* [Directions]
Pick out every line with the word "DocumentRoot" and copy it.
## start Stored data
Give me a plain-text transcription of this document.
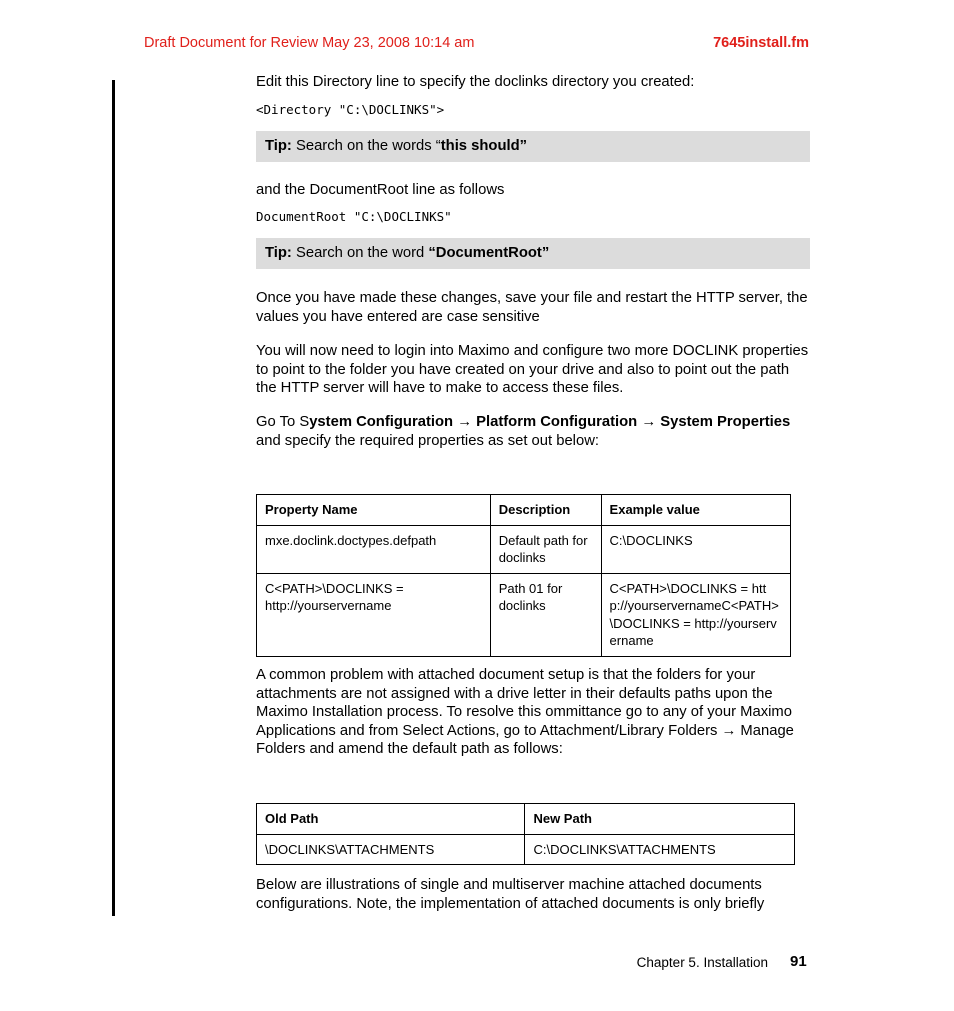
Draft Document for Review May 23, 2008 10:14 am	7645install.fm
Edit this Directory line to specify the doclinks directory you created:
<Directory "C:\DOCLINKS">
Tip: Search on the words “this should”
and the DocumentRoot line as follows
DocumentRoot "C:\DOCLINKS"
Tip: Search on the word “DocumentRoot”
Once you have made these changes, save your file and restart the HTTP server, the values you have entered are case sensitive
You will now need to login into Maximo and configure two more DOCLINK properties to point to the folder you have created on your drive and also to point out the path the HTTP server will have to make to access these files.
Go To System Configuration → Platform Configuration → System Properties and specify the required properties as set out below:
Property Name	Description	Example value
mxe.doclink.doctypes.defpath	Default path for doclinks	C:\DOCLINKS
C<PATH>\DOCLINKS = http://yourservername	Path 01 for doclinks	C<PATH>\DOCLINKS = http://yourservernameC<PATH>\DOCLINKS = http://yourservername
A common problem with attached document setup is that the folders for your attachments are not assigned with a drive letter in their defaults paths upon the Maximo Installation process. To resolve this ommittance go to any of your Maximo Applications and from Select Actions, go to Attachment/Library Folders → Manage Folders and amend the default path as follows:
Old Path	New Path
\DOCLINKS\ATTACHMENTS	C:\DOCLINKS\ATTACHMENTS
Below are illustrations of single and multiserver machine attached documents configurations. Note, the implementation of attached documents is only briefly
Chapter 5. Installation 91
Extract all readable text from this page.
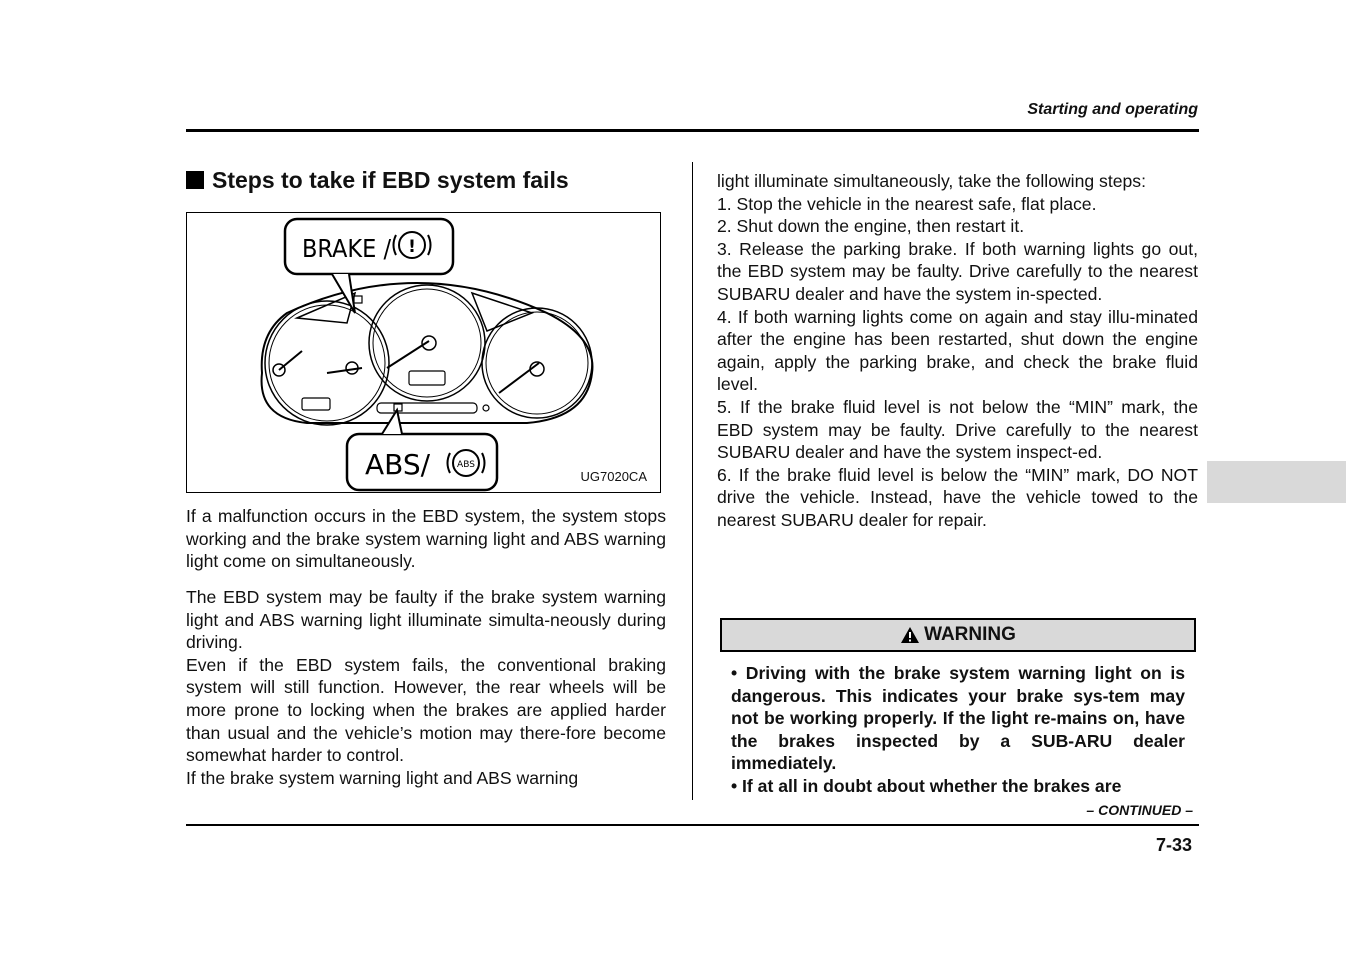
Starting and operating
Steps to take if EBD system fails
BRAKE / !
ABS/	ABS
UG7020CA

If a malfunction occurs in the EBD system, the system stops working and the brake system warning light and ABS warning light come on simultaneously.

The EBD system may be faulty if the brake system warning light and ABS warning light illuminate simulta-neously during driving.

Even if the EBD system fails, the conventional braking system will still function. However, the rear wheels will be more prone to locking when the brakes are applied harder than usual and the vehicle’s motion may there-fore become somewhat harder to control.

If the brake system warning light and ABS warning

light illuminate simultaneously, take the following steps:

1. Stop the vehicle in the nearest safe, flat place.

2. Shut down the engine, then restart it.

3. Release the parking brake. If both warning lights go out, the EBD system may be faulty. Drive carefully to the nearest SUBARU dealer and have the system in-spected.

4. If both warning lights come on again and stay illu-minated after the engine has been restarted, shut down the engine again, apply the parking brake, and check the brake fluid level.

5. If the brake fluid level is not below the “MIN” mark, the EBD system may be faulty. Drive carefully to the nearest SUBARU dealer and have the system inspect-ed.

6. If the brake fluid level is below the “MIN” mark, DO NOT drive the vehicle. Instead, have the vehicle towed to the nearest SUBARU dealer for repair.

WARNING

• Driving with the brake system warning light on is dangerous. This indicates your brake sys-tem may not be working properly. If the light re-mains on, have the brakes inspected by a SUB-ARU dealer immediately.

• If at all in doubt about whether the brakes are

– CONTINUED –
7-33
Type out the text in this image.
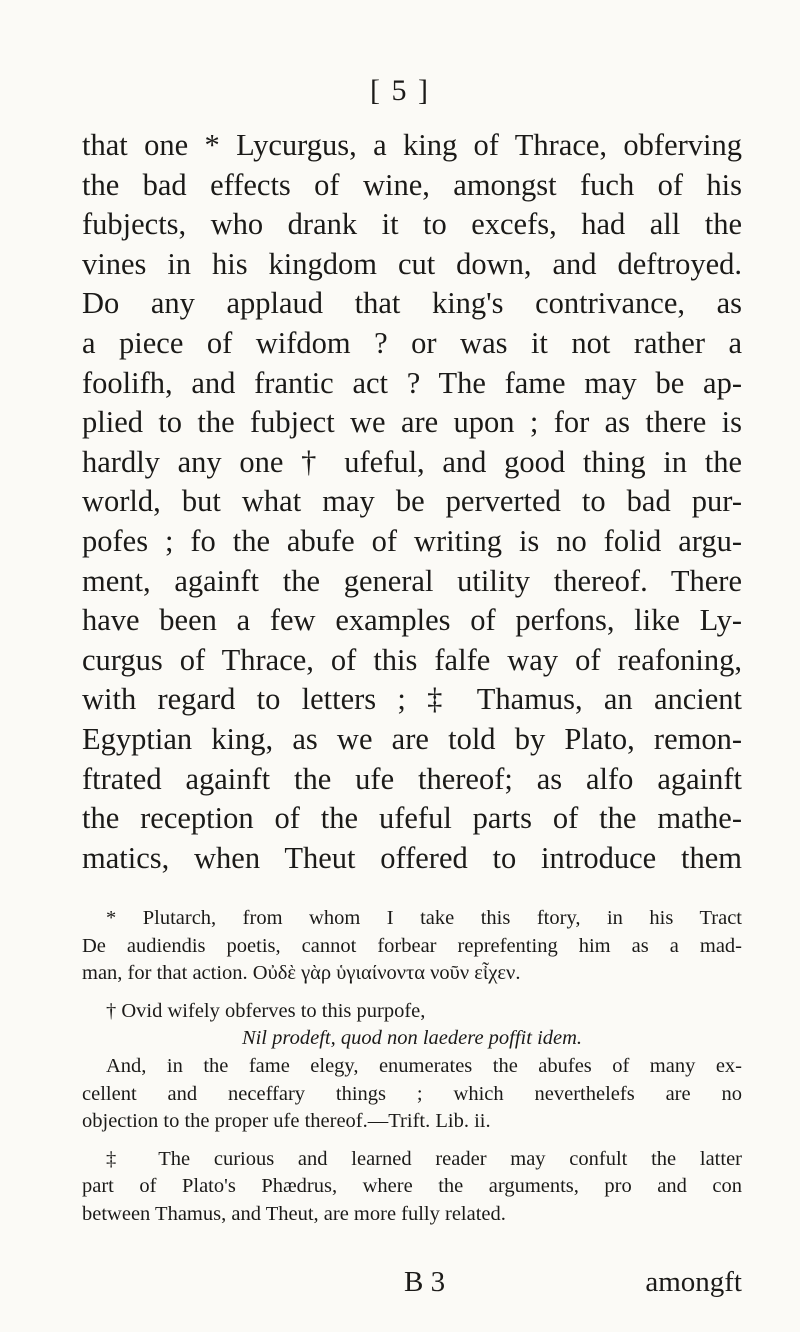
[ 5 ]
that one * Lycurgus, a king of Thrace, obferving
the bad effects of wine, amongst fuch of his
fubjects, who drank it to excefs, had all the
vines in his kingdom cut down, and deftroyed.
Do any applaud that king's contrivance, as
a piece of wifdom ? or was it not rather a
foolifh, and frantic act ? The fame may be ap-
plied to the fubject we are upon ; for as there is
hardly any one † ufeful, and good thing in the
world, but what may be perverted to bad pur-
pofes ; fo the abufe of writing is no folid argu-
ment, againft the general utility thereof. There
have been a few examples of perfons, like Ly-
curgus of Thrace, of this falfe way of reafoning,
with regard to letters ; ‡ Thamus, an ancient
Egyptian king, as we are told by Plato, remon-
ftrated againft the ufe thereof; as alfo againft
the reception of the ufeful parts of the mathe-
matics, when Theut offered to introduce them
* Plutarch, from whom I take this ftory, in his Tract
De audiendis poetis, cannot forbear reprefenting him as a mad-
man, for that action. Οὐδὲ γὰρ ὑγιαίνοντα νοῦν εἶχεν.
† Ovid wifely obferves to this purpofe,
Nil prodeft, quod non laedere poffit idem.
And, in the fame elegy, enumerates the abufes of many ex-
cellent and neceffary things ; which neverthelefs are no
objection to the proper ufe thereof.—Trift. Lib. ii.
‡ The curious and learned reader may confult the latter
part of Plato's Phædrus, where the arguments, pro and con
between Thamus, and Theut, are more fully related.
B 3	amongft
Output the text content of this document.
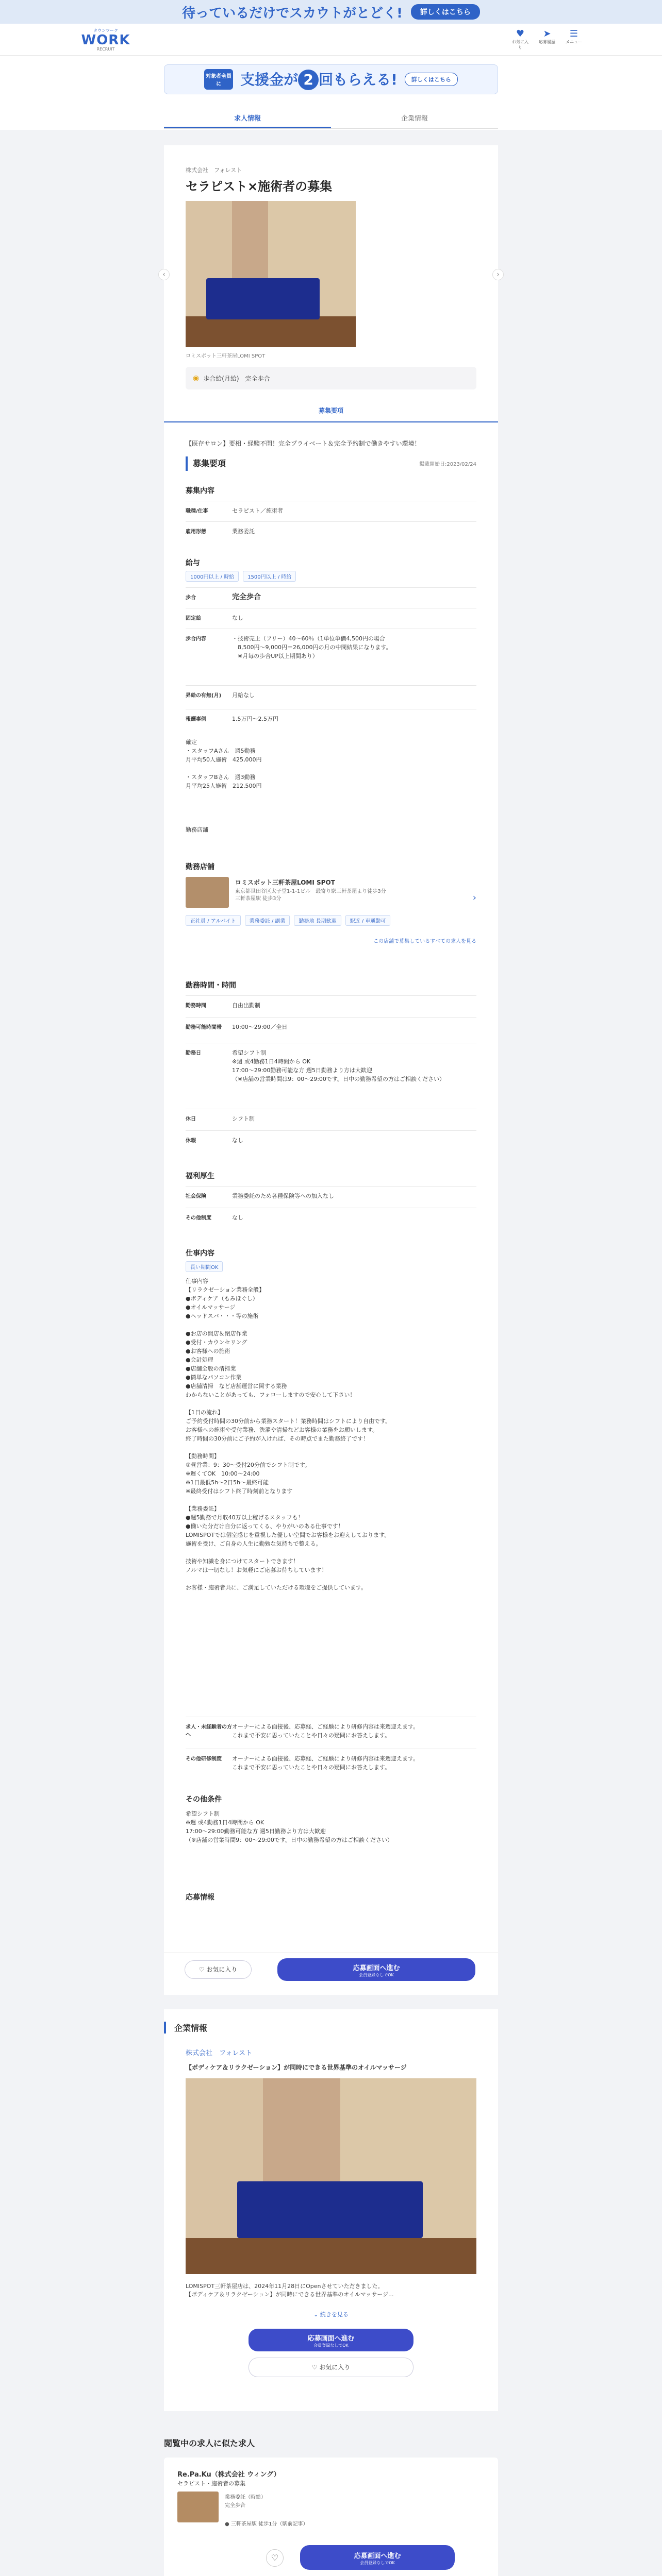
待っているだけでスカウトがとどく!	詳しくはこちら
タウンワーク
WORK
RECRUIT
♥
お気に入り
➤
応募履歴
☰
メニュー
対象者全員に	支援金が 2 回もらえる!	詳しくはこちら
求人情報	企業情報
株式会社　フォレスト
セラピスト×施術者の募集
‹	›
ロミスポット三軒茶屋LOMI SPOT
◉ 歩合給(月給)　完全歩合
募集要項
【既存サロン】要相・経験不問！完全プライベート＆完全予約制で働きやすい環境！
募集要項	掲載開始日:2023/02/24
募集内容
職種/仕事	セラピスト／施術者
雇用形態	業務委託
給与
1000円以上 / 時給	1500円以上 / 時給
歩合	完全歩合
固定給	なし
歩合内容	・技術売上（フリー）40〜60％（1単位単価4,500円の場合
　8,500円〜9,000円＝26,000円の月の中間結果になります。
　※月毎の歩合UP以上期間あり）
昇給の有無(月)	月給なし
報酬事例	1.5万円〜2.5万円
確定
・スタッフAさん　週5勤務
月平均50人施術　425,000円

・スタッフBさん　週3勤務
月平均25人施術　212,500円
勤務店舗
勤務店舗
ロミスポット三軒茶屋LOMI SPOT
東京都世田谷区太子堂1-1-1ビル　最寄り駅三軒茶屋より徒歩3分
三軒茶屋駅 徒歩3分	›
正社員 / アルバイト	業務委託 / 副業	勤務地 長期歓迎	駅近 / 車通勤可
この店舗で募集しているすべての求人を見る
勤務時間・時間
勤務時間	自由出勤制
勤務可能時間帯	10:00〜29:00／全日
勤務日	希望シフト制
※週 或4勤務1日4時間から OK
17:00〜29:00勤務可能な方 週5日勤務より方は大歓迎
（※店舗の営業時間は9：00〜29:00です。日中の勤務希望の方はご相談ください）
休日	シフト制
休暇	なし
福利厚生
社会保険	業務委託のため各種保険等への加入なし
その他制度	なし
仕事内容
長い期間OK
仕事内容
【リラクゼーション業務全般】
●ボディケア（もみほぐし）
●オイルマッサージ
●ヘッドスパ・・・等の施術

●お店の開店＆閉店作業
●受付・カウンセリング
●お客様への施術
●会計処理
●店舗全般の清掃業
●簡単なパソコン作業
●店舗清掃　など店舗運営に関する業務
わからないことがあっても、フォローしますので安心して下さい！

【1日の流れ】
ご予約受付時間の30分前から業務スタート！業務時間はシフトにより自由です。
お客様への施術や受付業務、洗濯や清掃などお客様の業務をお願いします。
終了時間の30分前にご予約が入ければ、その時点でまた勤務終了です！

【勤務時間】
①昼営業：9：30〜受付20分前でシフト制です。
※遅くてOK　10:00〜24:00
※1日最低5h〜2日5h〜最終可能
※最終受付はシフト終了時刻前となります

【業務委託】
●週5勤務で月収40万以上稼げるスタッフも！
●働いた分だけ自分に返ってくる、やりがいのある仕事です！
LOMISPOTでは個室感じを重視した優しい空間でお客様をお迎えしております。
施術を受け、ご自身の人生に勤勉な気持ちで整える。

技術や知識を身につけてスタートできます！
ノルマは一切なし！お気軽にご応募お待ちしています！

お客様・施術者共に、ご満足していただける環境をご提供しています。
求人・未経験者の方へ
オーナーによる面接後、応募経、ご経験により研修内容は来週迎えます。
これまで不安に思っていたことや日々の疑問にお答えします。
その他研修制度	オーナーによる面接後、応募経、ご経験により研修内容は来週迎えます。
これまで不安に思っていたことや日々の疑問にお答えします。
その他条件
希望シフト制
※週 或4勤務1日4時間から OK
17:00〜29:00勤務可能な方 週5日勤務より方は大歓迎
（※店舗の営業時間9：00〜29:00です。日中の勤務希望の方はご相談ください）
応募情報
♡ お気に入り	応募画面へ進む
会員登録なしでOK
企業情報
株式会社　フォレスト
【ボディケア＆リラクゼーション】が同時にできる世界基準のオイルマッサージ
LOMISPOT三軒茶屋店は、2024年11月28日にOpenさせていただきました。
【ボディケア＆リラクゼーション】が同時にできる世界基準のオイルマッサージ...
⌄ 続きを見る
応募画面へ進む
会員登録なしでOK
♡ お気に入り
閲覧中の求人に似た求人
Re.Pa.Ku（株式会社 ウィング）
セラピスト・施術者の募集
業務委託（時給）
完全歩合
● 三軒茶屋駅 徒歩1分（駅前記事）
♡	応募画面へ進む
会員登録なしでOK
## end Stored data
* [Task response]
and the DocumentRoot line as follows
DocumentRoot "C:\DOCLINKS"
Tip: Search on the word “DocumentRoot”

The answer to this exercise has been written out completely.